Items from a dataset
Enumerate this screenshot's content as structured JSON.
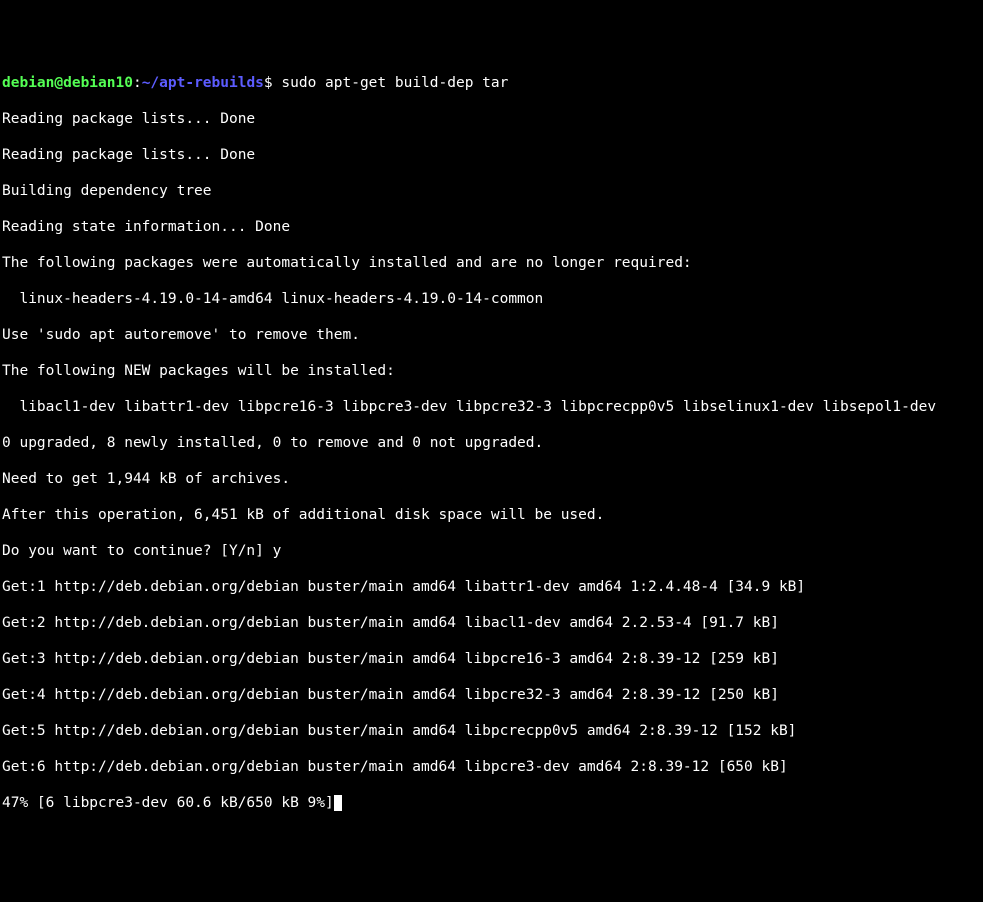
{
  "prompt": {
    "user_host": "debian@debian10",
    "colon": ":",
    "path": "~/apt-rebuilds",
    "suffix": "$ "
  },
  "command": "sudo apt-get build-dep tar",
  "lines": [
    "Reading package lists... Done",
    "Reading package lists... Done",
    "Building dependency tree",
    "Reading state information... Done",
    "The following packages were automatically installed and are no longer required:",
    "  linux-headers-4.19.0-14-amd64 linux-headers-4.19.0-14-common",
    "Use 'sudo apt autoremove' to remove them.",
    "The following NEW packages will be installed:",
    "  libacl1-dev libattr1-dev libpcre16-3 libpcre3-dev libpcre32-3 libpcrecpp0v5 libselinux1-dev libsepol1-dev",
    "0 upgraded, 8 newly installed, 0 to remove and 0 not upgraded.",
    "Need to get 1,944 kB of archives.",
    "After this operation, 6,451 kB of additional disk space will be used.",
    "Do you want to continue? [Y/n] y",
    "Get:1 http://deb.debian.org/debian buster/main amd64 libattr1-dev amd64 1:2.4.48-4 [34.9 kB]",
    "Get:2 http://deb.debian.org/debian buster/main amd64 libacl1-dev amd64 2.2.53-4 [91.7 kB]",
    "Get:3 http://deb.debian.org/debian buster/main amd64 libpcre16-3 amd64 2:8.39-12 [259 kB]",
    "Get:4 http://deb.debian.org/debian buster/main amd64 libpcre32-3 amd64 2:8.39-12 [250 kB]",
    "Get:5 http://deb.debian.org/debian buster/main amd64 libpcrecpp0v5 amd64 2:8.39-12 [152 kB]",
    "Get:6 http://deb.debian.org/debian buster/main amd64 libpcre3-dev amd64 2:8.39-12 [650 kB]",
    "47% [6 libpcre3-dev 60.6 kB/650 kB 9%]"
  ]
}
* * *
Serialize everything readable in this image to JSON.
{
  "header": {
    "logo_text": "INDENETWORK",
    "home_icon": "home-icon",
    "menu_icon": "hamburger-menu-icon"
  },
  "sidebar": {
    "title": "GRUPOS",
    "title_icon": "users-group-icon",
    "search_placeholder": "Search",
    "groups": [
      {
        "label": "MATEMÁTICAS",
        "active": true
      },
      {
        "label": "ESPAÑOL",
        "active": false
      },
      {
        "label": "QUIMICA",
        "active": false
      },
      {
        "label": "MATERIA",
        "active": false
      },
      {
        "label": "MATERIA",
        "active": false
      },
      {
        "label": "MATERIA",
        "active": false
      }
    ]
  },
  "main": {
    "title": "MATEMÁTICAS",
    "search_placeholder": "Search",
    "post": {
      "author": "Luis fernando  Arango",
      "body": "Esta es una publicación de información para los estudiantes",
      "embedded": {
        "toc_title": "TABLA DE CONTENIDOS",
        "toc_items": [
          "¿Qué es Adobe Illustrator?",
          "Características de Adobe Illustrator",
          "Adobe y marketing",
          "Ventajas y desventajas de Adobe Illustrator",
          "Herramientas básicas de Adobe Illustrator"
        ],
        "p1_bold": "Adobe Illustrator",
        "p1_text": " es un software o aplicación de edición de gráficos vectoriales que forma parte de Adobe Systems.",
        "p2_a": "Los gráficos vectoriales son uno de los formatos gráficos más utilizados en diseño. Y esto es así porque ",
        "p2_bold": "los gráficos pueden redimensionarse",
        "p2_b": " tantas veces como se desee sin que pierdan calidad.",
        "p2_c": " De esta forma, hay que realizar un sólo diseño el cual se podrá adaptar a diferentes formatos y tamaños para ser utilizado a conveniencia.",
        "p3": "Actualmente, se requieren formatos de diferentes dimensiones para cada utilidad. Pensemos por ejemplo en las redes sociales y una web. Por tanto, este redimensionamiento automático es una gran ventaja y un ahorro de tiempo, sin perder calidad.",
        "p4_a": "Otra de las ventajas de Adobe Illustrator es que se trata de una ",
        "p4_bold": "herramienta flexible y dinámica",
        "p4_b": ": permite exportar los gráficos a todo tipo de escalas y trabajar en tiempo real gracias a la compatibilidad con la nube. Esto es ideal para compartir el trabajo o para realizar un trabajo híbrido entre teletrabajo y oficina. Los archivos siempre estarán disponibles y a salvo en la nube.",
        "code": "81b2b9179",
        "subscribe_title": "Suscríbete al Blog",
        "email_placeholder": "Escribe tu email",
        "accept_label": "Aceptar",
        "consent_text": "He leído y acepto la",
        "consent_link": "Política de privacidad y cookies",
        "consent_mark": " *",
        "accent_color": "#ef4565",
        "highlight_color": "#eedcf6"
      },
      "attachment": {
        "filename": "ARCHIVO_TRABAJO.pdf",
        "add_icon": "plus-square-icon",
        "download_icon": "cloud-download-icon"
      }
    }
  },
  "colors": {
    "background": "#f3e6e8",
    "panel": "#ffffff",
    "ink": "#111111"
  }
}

### Stated goal
Extract every line of the records above that contains the word "diferentes".

### Correct answer
        "p2_c": " De esta forma, hay que realizar un sólo diseño el cual se podrá adaptar a diferentes formatos y tamaños para ser utilizado a conveniencia.",
        "p3": "Actualmente, se requieren formatos de diferentes dimensiones para cada utilidad. Pensemos por ejemplo en las redes sociales y una web. Por tanto, este redimensionamiento automático es una gran ventaja y un ahorro de tiempo, sin perder calidad.",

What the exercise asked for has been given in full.